Set task — Take the line that has "What data populates" in it and every line after it to the end of the entries, and reproduce them exactly.

** begin Records shown **

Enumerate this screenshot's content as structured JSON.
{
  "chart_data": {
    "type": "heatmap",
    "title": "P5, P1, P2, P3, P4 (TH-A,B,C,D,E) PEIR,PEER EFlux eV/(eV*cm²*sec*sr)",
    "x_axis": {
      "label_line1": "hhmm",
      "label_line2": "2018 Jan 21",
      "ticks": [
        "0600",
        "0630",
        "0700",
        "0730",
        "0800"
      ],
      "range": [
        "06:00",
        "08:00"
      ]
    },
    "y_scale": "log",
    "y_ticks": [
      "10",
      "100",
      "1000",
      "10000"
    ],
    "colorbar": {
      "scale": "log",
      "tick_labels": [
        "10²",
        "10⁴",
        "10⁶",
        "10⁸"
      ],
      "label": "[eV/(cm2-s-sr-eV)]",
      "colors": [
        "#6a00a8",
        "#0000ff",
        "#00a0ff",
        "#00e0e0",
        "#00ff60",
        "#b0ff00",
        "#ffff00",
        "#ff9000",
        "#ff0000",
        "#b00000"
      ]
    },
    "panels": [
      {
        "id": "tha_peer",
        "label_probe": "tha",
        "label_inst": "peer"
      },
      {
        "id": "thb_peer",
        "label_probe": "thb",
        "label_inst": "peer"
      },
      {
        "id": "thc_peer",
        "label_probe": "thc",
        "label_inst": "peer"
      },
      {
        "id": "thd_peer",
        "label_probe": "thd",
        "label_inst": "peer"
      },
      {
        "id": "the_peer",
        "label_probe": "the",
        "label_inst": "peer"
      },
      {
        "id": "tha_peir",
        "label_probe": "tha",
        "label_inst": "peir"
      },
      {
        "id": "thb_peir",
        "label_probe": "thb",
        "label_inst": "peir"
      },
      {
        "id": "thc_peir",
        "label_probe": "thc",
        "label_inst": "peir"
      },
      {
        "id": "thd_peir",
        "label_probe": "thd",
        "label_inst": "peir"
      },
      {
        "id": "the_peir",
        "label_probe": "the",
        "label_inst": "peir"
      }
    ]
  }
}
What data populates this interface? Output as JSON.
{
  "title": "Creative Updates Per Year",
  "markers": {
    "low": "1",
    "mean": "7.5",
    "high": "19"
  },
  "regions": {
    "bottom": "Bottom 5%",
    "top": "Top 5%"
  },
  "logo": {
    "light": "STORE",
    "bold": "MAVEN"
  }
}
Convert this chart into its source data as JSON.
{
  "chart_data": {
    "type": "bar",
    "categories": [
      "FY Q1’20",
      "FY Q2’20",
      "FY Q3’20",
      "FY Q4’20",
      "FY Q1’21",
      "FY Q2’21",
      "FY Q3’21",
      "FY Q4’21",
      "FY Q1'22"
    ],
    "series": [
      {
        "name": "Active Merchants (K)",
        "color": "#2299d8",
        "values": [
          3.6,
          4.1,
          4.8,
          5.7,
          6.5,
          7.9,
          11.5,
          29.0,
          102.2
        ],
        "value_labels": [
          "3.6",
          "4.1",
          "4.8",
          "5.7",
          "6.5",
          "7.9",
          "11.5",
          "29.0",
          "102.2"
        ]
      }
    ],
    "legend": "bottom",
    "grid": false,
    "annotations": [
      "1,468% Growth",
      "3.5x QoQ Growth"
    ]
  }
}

** end Records shown **

Exercise response —
What data populates this interface? Output as JSON.
{
  "title": "Creative Updates Per Year",
  "markers": {
    "low": "1",
    "mean": "7.5",
    "high": "19"
  },
  "regions": {
    "bottom": "Bottom 5%",
    "top": "Top 5%"
  },
  "logo": {
    "light": "STORE",
    "bold": "MAVEN"
  }
}
Convert this chart into its source data as JSON.
{
  "chart_data": {
    "type": "bar",
    "categories": [
      "FY Q1’20",
      "FY Q2’20",
      "FY Q3’20",
      "FY Q4’20",
      "FY Q1’21",
      "FY Q2’21",
      "FY Q3’21",
      "FY Q4’21",
      "FY Q1'22"
    ],
    "series": [
      {
        "name": "Active Merchants (K)",
        "color": "#2299d8",
        "values": [
          3.6,
          4.1,
          4.8,
          5.7,
          6.5,
          7.9,
          11.5,
          29.0,
          102.2
        ],
        "value_labels": [
          "3.6",
          "4.1",
          "4.8",
          "5.7",
          "6.5",
          "7.9",
          "11.5",
          "29.0",
          "102.2"
        ]
      }
    ],
    "legend": "bottom",
    "grid": false,
    "annotations": [
      "1,468% Growth",
      "3.5x QoQ Growth"
    ]
  }
}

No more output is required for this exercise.